-- start DOCUMENT SECTION --

Hi there,
AI is transforming everything, with companies evolving into intelligence networks of interconnected AI systems.
These companies will generate compounding value that differs from traditional network effects, leading to significant implications for the workforce.
The Firm as a Disconnected Brain
What is an operating model? It’s people, process, and technology. Firms decide how to structure based on whether it's cheaper to do a task in-house or pay a supplier.
Digital transformation has enabled firms to build highly automated operating models. Amazon has distribution warehouses, and Netflix streams content to millions.
Even automated firms have a weak point: we automate tasks without automated coordination. Human coordination via meetings and emails is needed for System A to interact with System B.
A pre-transformation firm resembles a disconnected brain with little connective tissue. It hears with dashboards and reports, but can’t combine systems into coherent information. Human workers must connect these parts to provide the correct data for decision-making.
The intelligent firm improves connectivity among the parts. The new approach is to execute tasks automatically and transfer insights between intelligent systems at machine speed. This is the AI, API, AI agent hybrid I’ve discussed recently.
The Engine of Compounding Value
The old method combines resources, like a technology platform, an operations team, and outsourcing business processes. The new approach emphasises network and learning effects that enhance value. Economists describe this as multiplicative or super-additive. Overall value depends on how well a firm’s components perform, connect, and coordinate. Lack of communication between business functions reduces overall value.
This concept isn't new for corporate professionals, who already engage in transformation efforts, cultural resets, and restructuring. The significant change? AI will facilitate this process efficiently, surprising stakeholders.
Three elements in this compounding mechanism are: shared insight, mutual supervision, and emergent capabilities. Shared insight goes beyond systems communicating; it involves recognising patterns and generating insights that teams might currently analyse to improve effectiveness.
Achieving this requires extensive data. Firms that enhanced data quality years ago may succeed; a comprehensive business context is necessary for leveraging this automated environment. AI wearables document workplace activities and will likely become a contentious worker rights issue, eliminating off-the-record conversations.
This environment resembles an Amazon Warehouse for office workers - unpleasant! Data deletion could be seen as managerial negligence. Users of AI coding find that comprehensive logging enhances AI performance. Erasing data after seven years risks losing crucial shared insight. Expect increased lobbying against data deletion and privacy regulations.
Mutual supervision resembles enhanced audits or peer reviews, with AI agents continuously reviewing operations. With prevalent API-based communication, incident response capabilities will evolve towards self-healing. Monitoring agents will detect discrepancies in quality metrics and investigate without needing preliminary conference calls, leaving humans in complex roles that require real-world problem-solving.
AI governance discussions highlight this mutual supervision layer, converting frameworks and policies into code. Given the prescriptive nature of risk management and compliance, firms will have less room for policy deviations.

-- end DOCUMENT SECTION --
-- start DATA SUPPLIED --

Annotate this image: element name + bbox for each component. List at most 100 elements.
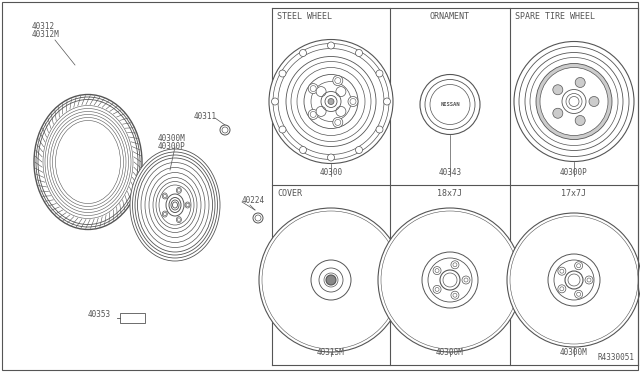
Polygon shape — [476, 286, 515, 310]
Text: 40315M: 40315M — [317, 348, 345, 357]
Circle shape — [308, 84, 318, 94]
Circle shape — [565, 271, 583, 289]
Text: 40312: 40312 — [32, 22, 55, 31]
Circle shape — [575, 290, 582, 298]
Text: R4330051: R4330051 — [598, 353, 635, 362]
Text: ORNAMENT: ORNAMENT — [430, 12, 470, 21]
Text: 40311: 40311 — [194, 112, 217, 121]
Circle shape — [553, 85, 563, 95]
Text: 40300M: 40300M — [560, 348, 588, 357]
Text: SPARE TIRE WHEEL: SPARE TIRE WHEEL — [515, 12, 595, 21]
Circle shape — [462, 276, 470, 284]
Polygon shape — [385, 286, 424, 310]
Circle shape — [536, 64, 612, 140]
Polygon shape — [440, 308, 460, 346]
Text: 40300M: 40300M — [158, 134, 186, 143]
Polygon shape — [284, 295, 321, 339]
Polygon shape — [531, 226, 561, 260]
Polygon shape — [598, 252, 634, 274]
Circle shape — [514, 42, 634, 161]
Polygon shape — [349, 249, 396, 276]
FancyBboxPatch shape — [433, 99, 467, 110]
Ellipse shape — [130, 149, 220, 261]
Text: 40224: 40224 — [242, 196, 265, 205]
Circle shape — [333, 118, 343, 128]
Polygon shape — [319, 214, 342, 260]
Circle shape — [279, 126, 286, 133]
Circle shape — [507, 213, 640, 347]
Polygon shape — [476, 250, 515, 274]
Circle shape — [376, 126, 383, 133]
Polygon shape — [514, 252, 550, 274]
Polygon shape — [564, 306, 584, 341]
Circle shape — [316, 87, 326, 97]
Circle shape — [333, 76, 343, 86]
Circle shape — [451, 261, 459, 269]
Polygon shape — [284, 221, 321, 265]
Text: 18x7J: 18x7J — [438, 189, 463, 198]
Polygon shape — [319, 300, 342, 346]
Text: 40300P: 40300P — [560, 168, 588, 177]
Circle shape — [316, 106, 326, 116]
Text: 40343: 40343 — [438, 168, 461, 177]
Circle shape — [433, 285, 441, 294]
FancyBboxPatch shape — [432, 98, 468, 111]
Circle shape — [279, 70, 286, 77]
Polygon shape — [266, 284, 313, 311]
Polygon shape — [403, 221, 436, 259]
Circle shape — [300, 147, 307, 154]
Polygon shape — [465, 221, 497, 259]
Polygon shape — [341, 295, 378, 339]
Circle shape — [328, 154, 335, 161]
Circle shape — [348, 96, 358, 106]
Text: STEEL WHEEL: STEEL WHEEL — [277, 12, 332, 21]
Circle shape — [585, 276, 593, 284]
Polygon shape — [266, 249, 313, 276]
Circle shape — [575, 262, 582, 270]
Text: 40353: 40353 — [88, 310, 111, 319]
Circle shape — [440, 270, 460, 290]
Circle shape — [553, 108, 563, 118]
Polygon shape — [598, 286, 634, 308]
Polygon shape — [465, 301, 497, 339]
Circle shape — [540, 67, 608, 135]
Polygon shape — [514, 286, 550, 308]
Circle shape — [575, 116, 585, 125]
Circle shape — [328, 99, 334, 105]
Polygon shape — [349, 284, 396, 311]
Polygon shape — [588, 299, 617, 334]
Circle shape — [271, 98, 278, 105]
Circle shape — [420, 74, 480, 135]
Polygon shape — [564, 219, 584, 254]
Text: COVER: COVER — [277, 189, 302, 198]
Text: 40300M: 40300M — [436, 348, 464, 357]
Circle shape — [300, 49, 307, 57]
Circle shape — [558, 285, 566, 293]
Text: NISSAN: NISSAN — [440, 102, 460, 107]
Polygon shape — [440, 214, 460, 252]
Ellipse shape — [34, 94, 142, 230]
Circle shape — [336, 87, 346, 97]
Polygon shape — [341, 221, 378, 265]
Circle shape — [558, 267, 566, 275]
Circle shape — [575, 77, 585, 87]
Circle shape — [451, 291, 459, 299]
Circle shape — [355, 49, 362, 57]
Circle shape — [433, 267, 441, 275]
Circle shape — [589, 96, 599, 106]
Polygon shape — [385, 250, 424, 274]
Text: 40300: 40300 — [319, 168, 342, 177]
Circle shape — [376, 70, 383, 77]
Circle shape — [259, 208, 403, 352]
Text: 17x7J: 17x7J — [561, 189, 586, 198]
Circle shape — [269, 39, 393, 164]
Text: 40300P: 40300P — [158, 142, 186, 151]
Circle shape — [355, 147, 362, 154]
Circle shape — [383, 98, 390, 105]
Polygon shape — [531, 299, 561, 334]
Polygon shape — [588, 226, 617, 260]
Polygon shape — [403, 301, 436, 339]
Circle shape — [308, 109, 318, 119]
FancyBboxPatch shape — [120, 313, 145, 323]
Circle shape — [336, 106, 346, 116]
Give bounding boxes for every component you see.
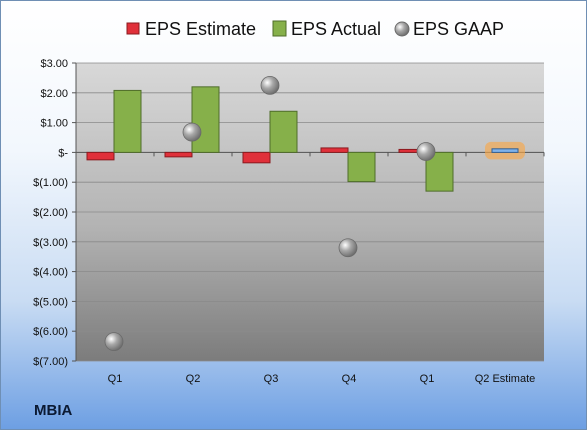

-- end DATA SUPPLIED --

### PROBLEM SET:
[1] Translate this sentence from the piece on AI and the intelligent firm into Spanish: "A pre-transformation firm resembles a disconnected brain with little connective tissue."
[2] Extend the piece on AI and the intelligent firm, picking up after its final sentence.

### EXERCISE ANSWERS:
[1] Una empresa previa a la transformación se asemeja a un cerebro desconectado con poco tejido conectivo.

[2]
Emergent capabilities rely on AI agents to develop new strengths and capabilities previously unimagined by executives. For instance, Stripe uses its data to provide merchant advance loans with insights surpassing traditional financial institutions.
I find boundary changes within emergent capabilities particularly intriguing. Firms can “borrow” capabilities from others via APIs, enabling enhancements. AI agents will learn about publicly available API endpoints and generate new operational models aligned with minimising losses, free from boardroom risk appetites.
As outsourcing and offshoring decisions become increasingly machine-driven, concepts of national borders and regulations will face significant lobbying pressure from employees of AI-managed firms.
Any friction stopping AI tools from optimising their actions is a significant issue. My concern lies less with the “paperclip maximiser” AI doom theories and more with aggressive AI-enabled lobbying to roll back legislation to accommodate AI agents doing what they want.
This intelligence network effect diverges from standard network effects, catalysing efficiency and innovation and creating supply-side value. The risk lies in failing to impose adequate safeguards, potentially leading to unwanted optimisation outcomes.
The New Coordination Function
This emerging era has two trends happening simultaneously: the automation of tasks with AI, replacing jobs starting with entry-level tasks and working up the complexity chain as AI capability grows.
I recently wrote about this operating model compression trend. The second is the coordination of automation—the real connectivity between resources in the production function.
This creates and resolves a paradox: a new demand for high-skill human oversight exists. If the firm is an intelligence network, it needs a group of human “gardeners” or “concierges” to complete the human tasks that can’t be automated, yet.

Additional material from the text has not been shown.